* Extracted material *
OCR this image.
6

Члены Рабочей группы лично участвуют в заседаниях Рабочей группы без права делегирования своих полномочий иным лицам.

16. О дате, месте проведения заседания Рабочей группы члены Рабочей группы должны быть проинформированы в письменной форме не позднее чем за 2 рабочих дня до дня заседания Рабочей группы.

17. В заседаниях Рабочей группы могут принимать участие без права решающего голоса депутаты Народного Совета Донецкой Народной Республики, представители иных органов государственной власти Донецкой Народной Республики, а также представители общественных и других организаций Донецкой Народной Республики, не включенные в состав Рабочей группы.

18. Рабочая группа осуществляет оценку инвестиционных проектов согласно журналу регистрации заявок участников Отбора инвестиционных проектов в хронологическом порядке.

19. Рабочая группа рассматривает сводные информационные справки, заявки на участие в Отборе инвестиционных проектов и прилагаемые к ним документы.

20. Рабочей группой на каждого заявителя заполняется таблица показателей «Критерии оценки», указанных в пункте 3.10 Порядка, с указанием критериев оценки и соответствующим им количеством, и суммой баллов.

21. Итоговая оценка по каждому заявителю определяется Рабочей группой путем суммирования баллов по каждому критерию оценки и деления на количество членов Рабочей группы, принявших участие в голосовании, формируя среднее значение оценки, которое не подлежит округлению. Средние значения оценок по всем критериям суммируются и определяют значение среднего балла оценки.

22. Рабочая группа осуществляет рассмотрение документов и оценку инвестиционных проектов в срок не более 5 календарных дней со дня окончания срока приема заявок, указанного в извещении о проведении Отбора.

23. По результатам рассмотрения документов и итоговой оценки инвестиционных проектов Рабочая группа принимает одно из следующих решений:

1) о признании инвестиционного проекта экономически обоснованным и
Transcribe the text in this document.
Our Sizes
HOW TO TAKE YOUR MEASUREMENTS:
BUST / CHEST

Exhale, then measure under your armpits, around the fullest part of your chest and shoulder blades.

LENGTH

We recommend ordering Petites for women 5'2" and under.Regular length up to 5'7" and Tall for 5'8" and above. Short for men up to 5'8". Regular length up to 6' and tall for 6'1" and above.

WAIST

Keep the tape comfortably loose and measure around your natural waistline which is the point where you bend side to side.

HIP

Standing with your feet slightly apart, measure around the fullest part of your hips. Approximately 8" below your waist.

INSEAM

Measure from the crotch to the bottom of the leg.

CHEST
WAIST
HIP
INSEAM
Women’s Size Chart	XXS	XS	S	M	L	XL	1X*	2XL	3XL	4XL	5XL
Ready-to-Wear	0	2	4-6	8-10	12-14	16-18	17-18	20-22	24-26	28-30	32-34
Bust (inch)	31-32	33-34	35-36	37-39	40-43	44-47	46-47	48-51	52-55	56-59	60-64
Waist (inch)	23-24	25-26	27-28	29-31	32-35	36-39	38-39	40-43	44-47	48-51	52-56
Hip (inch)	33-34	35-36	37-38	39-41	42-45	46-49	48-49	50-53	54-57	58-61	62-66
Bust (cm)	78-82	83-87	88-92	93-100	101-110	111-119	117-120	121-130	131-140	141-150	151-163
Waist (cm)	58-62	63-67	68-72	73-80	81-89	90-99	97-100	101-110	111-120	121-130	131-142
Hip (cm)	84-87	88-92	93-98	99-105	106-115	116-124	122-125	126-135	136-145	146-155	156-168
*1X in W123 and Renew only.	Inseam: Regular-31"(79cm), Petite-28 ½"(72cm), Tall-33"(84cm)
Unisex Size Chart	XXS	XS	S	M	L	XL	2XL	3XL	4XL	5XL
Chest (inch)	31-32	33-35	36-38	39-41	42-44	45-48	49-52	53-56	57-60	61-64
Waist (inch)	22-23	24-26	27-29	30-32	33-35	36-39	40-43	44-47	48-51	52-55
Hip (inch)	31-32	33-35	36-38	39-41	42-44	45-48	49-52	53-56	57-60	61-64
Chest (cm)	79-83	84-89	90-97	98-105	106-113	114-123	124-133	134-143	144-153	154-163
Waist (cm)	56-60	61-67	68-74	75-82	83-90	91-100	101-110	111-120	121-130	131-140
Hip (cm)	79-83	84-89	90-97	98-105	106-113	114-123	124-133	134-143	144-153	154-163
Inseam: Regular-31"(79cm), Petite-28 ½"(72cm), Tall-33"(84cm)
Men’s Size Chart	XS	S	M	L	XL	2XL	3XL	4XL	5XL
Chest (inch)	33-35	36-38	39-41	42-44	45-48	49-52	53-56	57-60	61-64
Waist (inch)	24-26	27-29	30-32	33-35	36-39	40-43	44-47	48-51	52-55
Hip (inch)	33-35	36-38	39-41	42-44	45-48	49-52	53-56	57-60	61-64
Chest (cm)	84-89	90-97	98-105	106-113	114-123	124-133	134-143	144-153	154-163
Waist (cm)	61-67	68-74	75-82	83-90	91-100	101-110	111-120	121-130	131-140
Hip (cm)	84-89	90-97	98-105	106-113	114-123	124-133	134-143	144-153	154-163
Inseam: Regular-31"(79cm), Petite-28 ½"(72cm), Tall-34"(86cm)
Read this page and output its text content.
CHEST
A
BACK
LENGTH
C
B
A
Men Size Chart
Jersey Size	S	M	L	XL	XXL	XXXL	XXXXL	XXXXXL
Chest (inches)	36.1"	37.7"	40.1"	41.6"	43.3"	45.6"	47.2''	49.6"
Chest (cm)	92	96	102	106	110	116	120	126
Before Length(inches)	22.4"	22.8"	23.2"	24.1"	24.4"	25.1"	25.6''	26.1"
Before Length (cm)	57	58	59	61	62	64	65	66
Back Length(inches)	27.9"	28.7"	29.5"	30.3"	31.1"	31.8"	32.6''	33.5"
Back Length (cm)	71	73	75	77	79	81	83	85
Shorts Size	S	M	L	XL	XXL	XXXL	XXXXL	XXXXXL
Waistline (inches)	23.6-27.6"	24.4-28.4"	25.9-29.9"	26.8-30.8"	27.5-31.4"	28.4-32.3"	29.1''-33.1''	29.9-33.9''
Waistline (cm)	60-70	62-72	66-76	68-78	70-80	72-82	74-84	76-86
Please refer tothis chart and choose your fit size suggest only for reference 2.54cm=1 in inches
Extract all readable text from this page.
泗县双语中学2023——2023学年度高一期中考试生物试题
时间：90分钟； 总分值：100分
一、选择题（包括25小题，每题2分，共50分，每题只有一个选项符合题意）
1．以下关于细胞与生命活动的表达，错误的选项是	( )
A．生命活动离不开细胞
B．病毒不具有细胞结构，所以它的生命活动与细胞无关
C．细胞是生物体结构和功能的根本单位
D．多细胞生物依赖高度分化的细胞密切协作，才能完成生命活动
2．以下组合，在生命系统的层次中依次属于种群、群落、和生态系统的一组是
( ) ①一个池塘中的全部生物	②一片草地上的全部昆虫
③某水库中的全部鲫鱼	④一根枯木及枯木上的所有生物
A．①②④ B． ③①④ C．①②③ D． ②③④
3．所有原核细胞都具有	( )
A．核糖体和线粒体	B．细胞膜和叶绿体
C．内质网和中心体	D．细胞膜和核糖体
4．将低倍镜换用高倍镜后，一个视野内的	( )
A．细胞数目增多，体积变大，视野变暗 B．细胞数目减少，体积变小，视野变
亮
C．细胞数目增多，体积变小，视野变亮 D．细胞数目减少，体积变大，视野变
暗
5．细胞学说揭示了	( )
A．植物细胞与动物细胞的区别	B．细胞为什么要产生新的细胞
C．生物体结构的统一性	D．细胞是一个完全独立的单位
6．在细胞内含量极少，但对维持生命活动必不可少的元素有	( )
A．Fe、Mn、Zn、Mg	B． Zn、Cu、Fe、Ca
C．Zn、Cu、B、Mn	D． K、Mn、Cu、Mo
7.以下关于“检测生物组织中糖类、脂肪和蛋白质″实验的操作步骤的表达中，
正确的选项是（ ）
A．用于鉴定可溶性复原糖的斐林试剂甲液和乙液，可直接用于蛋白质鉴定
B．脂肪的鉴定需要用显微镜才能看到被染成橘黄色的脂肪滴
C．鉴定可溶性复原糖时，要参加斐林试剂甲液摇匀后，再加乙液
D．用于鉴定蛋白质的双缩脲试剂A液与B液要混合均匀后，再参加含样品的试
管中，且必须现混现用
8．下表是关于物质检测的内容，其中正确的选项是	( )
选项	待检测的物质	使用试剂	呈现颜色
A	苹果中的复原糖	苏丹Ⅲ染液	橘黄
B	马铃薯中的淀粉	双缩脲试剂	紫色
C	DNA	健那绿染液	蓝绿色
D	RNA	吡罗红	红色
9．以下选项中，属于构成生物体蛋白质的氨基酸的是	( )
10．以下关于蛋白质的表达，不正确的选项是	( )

* Task description *
Look through the records and gather each line with the word "inches".

* The completed task *
Chest (inches)	36.1"	37.7"	40.1"	41.6"	43.3"	45.6"	47.2''	49.6"
Before Length(inches)	22.4"	22.8"	23.2"	24.1"	24.4"	25.1"	25.6''	26.1"
Back Length(inches)	27.9"	28.7"	29.5"	30.3"	31.1"	31.8"	32.6''	33.5"
Waistline (inches)	23.6-27.6"	24.4-28.4"	25.9-29.9"	26.8-30.8"	27.5-31.4"	28.4-32.3"	29.1''-33.1''	29.9-33.9''
Please refer tothis chart and choose your fit size suggest only for reference 2.54cm=1 in inches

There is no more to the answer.